| Data to use |
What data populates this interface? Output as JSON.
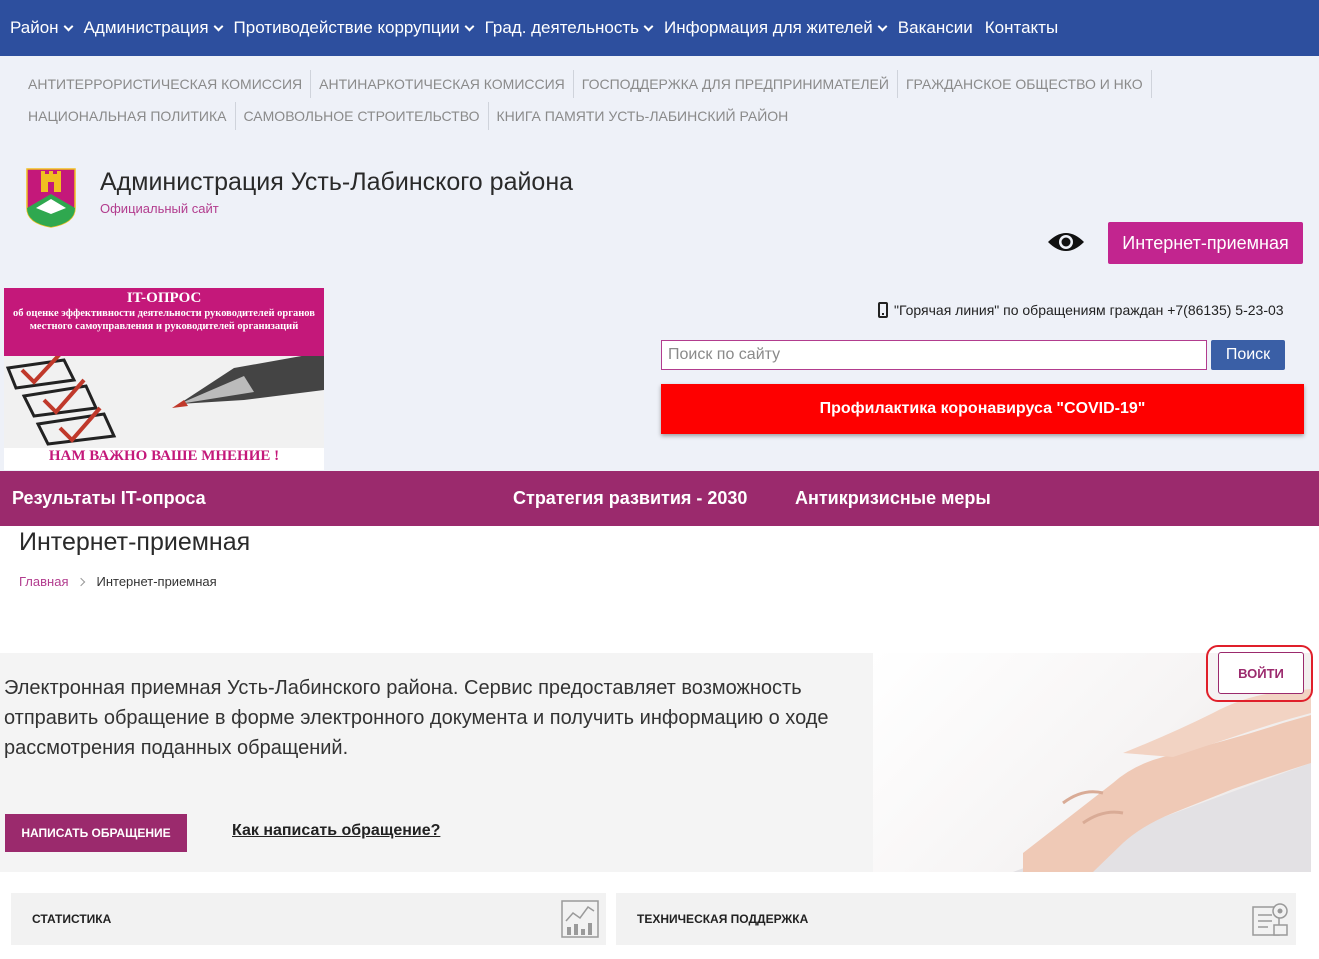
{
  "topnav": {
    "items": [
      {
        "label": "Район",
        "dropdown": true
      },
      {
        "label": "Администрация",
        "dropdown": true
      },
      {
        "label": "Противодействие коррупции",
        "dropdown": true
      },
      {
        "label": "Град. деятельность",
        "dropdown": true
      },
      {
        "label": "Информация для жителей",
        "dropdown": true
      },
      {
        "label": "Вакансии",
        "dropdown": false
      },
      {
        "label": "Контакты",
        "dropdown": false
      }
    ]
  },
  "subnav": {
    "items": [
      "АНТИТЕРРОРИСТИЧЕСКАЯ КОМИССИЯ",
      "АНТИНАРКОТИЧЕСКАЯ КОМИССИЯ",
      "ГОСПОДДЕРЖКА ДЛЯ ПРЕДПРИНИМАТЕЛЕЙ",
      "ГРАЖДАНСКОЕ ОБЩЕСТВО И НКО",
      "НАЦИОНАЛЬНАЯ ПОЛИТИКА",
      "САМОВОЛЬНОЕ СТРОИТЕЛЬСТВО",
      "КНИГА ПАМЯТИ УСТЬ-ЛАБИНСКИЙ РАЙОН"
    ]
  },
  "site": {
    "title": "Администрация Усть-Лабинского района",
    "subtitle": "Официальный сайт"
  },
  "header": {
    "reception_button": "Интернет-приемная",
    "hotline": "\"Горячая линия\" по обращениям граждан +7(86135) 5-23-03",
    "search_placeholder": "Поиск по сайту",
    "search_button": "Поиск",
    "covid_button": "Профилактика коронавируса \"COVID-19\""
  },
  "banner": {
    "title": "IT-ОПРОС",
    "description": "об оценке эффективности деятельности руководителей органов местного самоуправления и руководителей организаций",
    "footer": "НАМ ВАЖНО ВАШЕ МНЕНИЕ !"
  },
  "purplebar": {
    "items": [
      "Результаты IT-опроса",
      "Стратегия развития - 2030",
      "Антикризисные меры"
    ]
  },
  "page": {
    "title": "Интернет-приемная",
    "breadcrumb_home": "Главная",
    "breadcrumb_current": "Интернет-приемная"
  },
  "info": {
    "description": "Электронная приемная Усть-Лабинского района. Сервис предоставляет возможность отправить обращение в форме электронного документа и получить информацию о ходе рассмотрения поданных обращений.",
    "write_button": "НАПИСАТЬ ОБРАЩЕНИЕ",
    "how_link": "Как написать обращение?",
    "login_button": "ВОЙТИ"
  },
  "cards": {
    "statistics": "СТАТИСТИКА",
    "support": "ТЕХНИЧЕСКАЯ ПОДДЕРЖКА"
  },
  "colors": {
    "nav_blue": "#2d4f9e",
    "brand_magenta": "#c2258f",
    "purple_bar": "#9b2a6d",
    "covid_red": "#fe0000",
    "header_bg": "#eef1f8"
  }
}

| Task brief |
Exactly reproduce the entries above, minus the pictures.

| Task output |
What data populates this interface? Output as JSON.
{
  "topnav": {
    "items": [
      {
        "label": "Район",
        "dropdown": true
      },
      {
        "label": "Администрация",
        "dropdown": true
      },
      {
        "label": "Противодействие коррупции",
        "dropdown": true
      },
      {
        "label": "Град. деятельность",
        "dropdown": true
      },
      {
        "label": "Информация для жителей",
        "dropdown": true
      },
      {
        "label": "Вакансии",
        "dropdown": false
      },
      {
        "label": "Контакты",
        "dropdown": false
      }
    ]
  },
  "subnav": {
    "items": [
      "АНТИТЕРРОРИСТИЧЕСКАЯ КОМИССИЯ",
      "АНТИНАРКОТИЧЕСКАЯ КОМИССИЯ",
      "ГОСПОДДЕРЖКА ДЛЯ ПРЕДПРИНИМАТЕЛЕЙ",
      "ГРАЖДАНСКОЕ ОБЩЕСТВО И НКО",
      "НАЦИОНАЛЬНАЯ ПОЛИТИКА",
      "САМОВОЛЬНОЕ СТРОИТЕЛЬСТВО",
      "КНИГА ПАМЯТИ УСТЬ-ЛАБИНСКИЙ РАЙОН"
    ]
  },
  "site": {
    "title": "Администрация Усть-Лабинского района",
    "subtitle": "Официальный сайт"
  },
  "header": {
    "reception_button": "Интернет-приемная",
    "hotline": "\"Горячая линия\" по обращениям граждан +7(86135) 5-23-03",
    "search_placeholder": "Поиск по сайту",
    "search_button": "Поиск",
    "covid_button": "Профилактика коронавируса \"COVID-19\""
  },
  "banner": {
    "title": "IT-ОПРОС",
    "description": "об оценке эффективности деятельности руководителей органов местного самоуправления и руководителей организаций",
    "footer": "НАМ ВАЖНО ВАШЕ МНЕНИЕ !"
  },
  "purplebar": {
    "items": [
      "Результаты IT-опроса",
      "Стратегия развития - 2030",
      "Антикризисные меры"
    ]
  },
  "page": {
    "title": "Интернет-приемная",
    "breadcrumb_home": "Главная",
    "breadcrumb_current": "Интернет-приемная"
  },
  "info": {
    "description": "Электронная приемная Усть-Лабинского района. Сервис предоставляет возможность отправить обращение в форме электронного документа и получить информацию о ходе рассмотрения поданных обращений.",
    "write_button": "НАПИСАТЬ ОБРАЩЕНИЕ",
    "how_link": "Как написать обращение?",
    "login_button": "ВОЙТИ"
  },
  "cards": {
    "statistics": "СТАТИСТИКА",
    "support": "ТЕХНИЧЕСКАЯ ПОДДЕРЖКА"
  },
  "colors": {
    "nav_blue": "#2d4f9e",
    "brand_magenta": "#c2258f",
    "purple_bar": "#9b2a6d",
    "covid_red": "#fe0000",
    "header_bg": "#eef1f8"
  }
}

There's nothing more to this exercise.